Quote the listing in full, exactly as given, minus any pictures.
■ ■ ■ ■ ■ ■ ■
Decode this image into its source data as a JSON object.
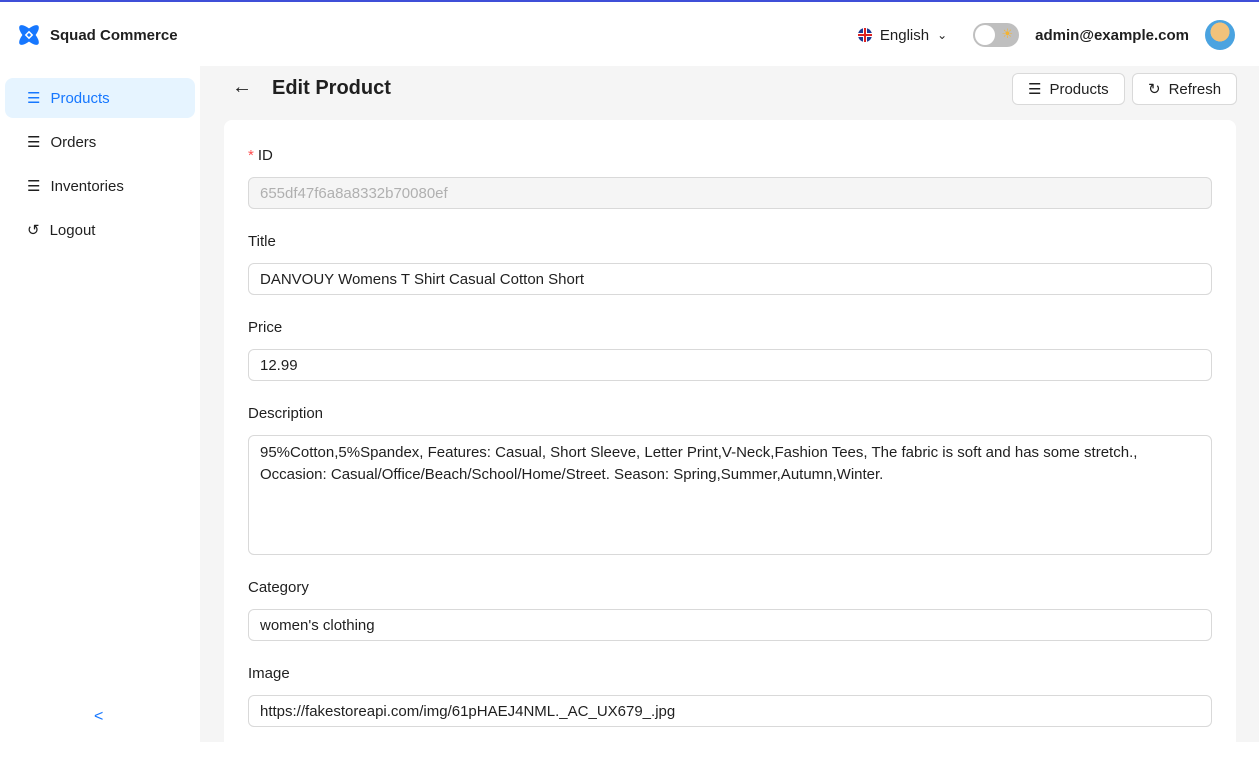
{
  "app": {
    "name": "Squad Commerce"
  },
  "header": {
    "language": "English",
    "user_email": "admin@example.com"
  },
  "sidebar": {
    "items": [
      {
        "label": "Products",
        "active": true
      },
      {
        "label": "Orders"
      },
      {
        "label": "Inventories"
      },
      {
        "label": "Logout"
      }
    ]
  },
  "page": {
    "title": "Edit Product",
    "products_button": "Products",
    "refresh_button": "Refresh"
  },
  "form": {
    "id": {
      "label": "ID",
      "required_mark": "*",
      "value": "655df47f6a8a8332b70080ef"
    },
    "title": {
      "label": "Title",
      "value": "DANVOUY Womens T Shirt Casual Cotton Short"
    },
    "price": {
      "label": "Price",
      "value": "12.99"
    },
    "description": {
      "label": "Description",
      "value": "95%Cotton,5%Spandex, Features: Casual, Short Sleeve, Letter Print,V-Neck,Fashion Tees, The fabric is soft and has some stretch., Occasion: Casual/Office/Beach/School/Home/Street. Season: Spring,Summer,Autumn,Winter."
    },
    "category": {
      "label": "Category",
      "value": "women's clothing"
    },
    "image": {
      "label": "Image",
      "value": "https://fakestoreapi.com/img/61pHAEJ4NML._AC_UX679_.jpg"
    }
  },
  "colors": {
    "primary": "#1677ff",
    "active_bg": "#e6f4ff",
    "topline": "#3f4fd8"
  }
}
■ ■ ■ ■ ■ ■ ■
= Correct result =
Decode this image into its source data as a JSON object.
{
  "app": {
    "name": "Squad Commerce"
  },
  "header": {
    "language": "English",
    "user_email": "admin@example.com"
  },
  "sidebar": {
    "items": [
      {
        "label": "Products",
        "active": true
      },
      {
        "label": "Orders"
      },
      {
        "label": "Inventories"
      },
      {
        "label": "Logout"
      }
    ]
  },
  "page": {
    "title": "Edit Product",
    "products_button": "Products",
    "refresh_button": "Refresh"
  },
  "form": {
    "id": {
      "label": "ID",
      "required_mark": "*",
      "value": "655df47f6a8a8332b70080ef"
    },
    "title": {
      "label": "Title",
      "value": "DANVOUY Womens T Shirt Casual Cotton Short"
    },
    "price": {
      "label": "Price",
      "value": "12.99"
    },
    "description": {
      "label": "Description",
      "value": "95%Cotton,5%Spandex, Features: Casual, Short Sleeve, Letter Print,V-Neck,Fashion Tees, The fabric is soft and has some stretch., Occasion: Casual/Office/Beach/School/Home/Street. Season: Spring,Summer,Autumn,Winter."
    },
    "category": {
      "label": "Category",
      "value": "women's clothing"
    },
    "image": {
      "label": "Image",
      "value": "https://fakestoreapi.com/img/61pHAEJ4NML._AC_UX679_.jpg"
    }
  },
  "colors": {
    "primary": "#1677ff",
    "active_bg": "#e6f4ff",
    "topline": "#3f4fd8"
  }
}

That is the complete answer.